- [GIVEN INSTRUCTION]:
Reproduce each line of the material exactly, minus any picture.

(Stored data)

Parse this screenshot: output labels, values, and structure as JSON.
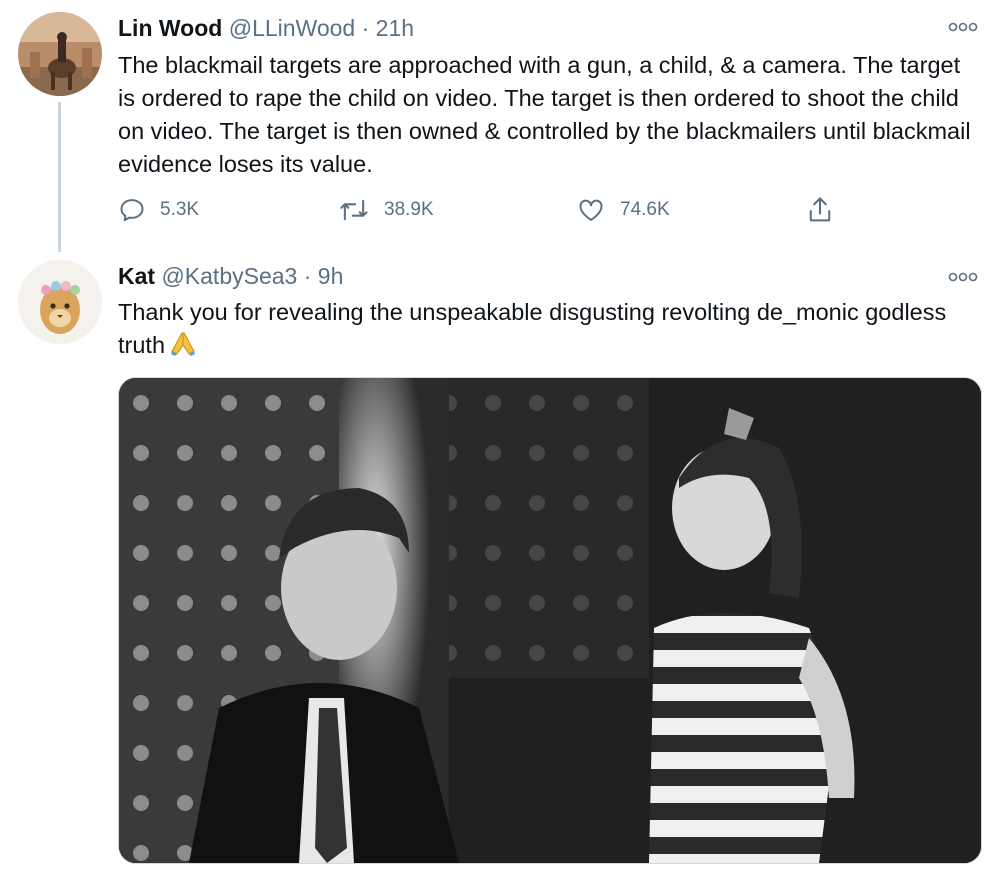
{
  "tweets": [
    {
      "name": "Lin Wood",
      "handle": "@LLinWood",
      "separator": "·",
      "time": "21h",
      "text": "The blackmail targets are approached with a gun, a child, & a camera. The target is ordered to rape the child on video. The target is then ordered to shoot the child on video. The target is then owned & controlled by the blackmailers until blackmail evidence loses its value.",
      "actions": {
        "reply_count": "5.3K",
        "retweet_count": "38.9K",
        "like_count": "74.6K"
      },
      "icons": [
        "more-icon",
        "reply-icon",
        "retweet-icon",
        "like-icon",
        "share-icon"
      ]
    },
    {
      "name": "Kat",
      "handle": "@KatbySea3",
      "separator": "·",
      "time": "9h",
      "text": "Thank you for revealing the unspeakable disgusting revolting de_monic godless truth",
      "emoji": "folded-hands-icon",
      "media": "black-and-white photo"
    }
  ],
  "colors": {
    "text_primary": "#0f1419",
    "text_secondary": "#5b7083",
    "thread_line": "#c9d3db"
  }
}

- [TASK RESULT]:
Parse this screenshot: output labels, values, and structure as JSON.
{
  "tweets": [
    {
      "name": "Lin Wood",
      "handle": "@LLinWood",
      "separator": "·",
      "time": "21h",
      "text": "The blackmail targets are approached with a gun, a child, & a camera. The target is ordered to rape the child on video. The target is then ordered to shoot the child on video. The target is then owned & controlled by the blackmailers until blackmail evidence loses its value.",
      "actions": {
        "reply_count": "5.3K",
        "retweet_count": "38.9K",
        "like_count": "74.6K"
      },
      "icons": [
        "more-icon",
        "reply-icon",
        "retweet-icon",
        "like-icon",
        "share-icon"
      ]
    },
    {
      "name": "Kat",
      "handle": "@KatbySea3",
      "separator": "·",
      "time": "9h",
      "text": "Thank you for revealing the unspeakable disgusting revolting de_monic godless truth",
      "emoji": "folded-hands-icon",
      "media": "black-and-white photo"
    }
  ],
  "colors": {
    "text_primary": "#0f1419",
    "text_secondary": "#5b7083",
    "thread_line": "#c9d3db"
  }
}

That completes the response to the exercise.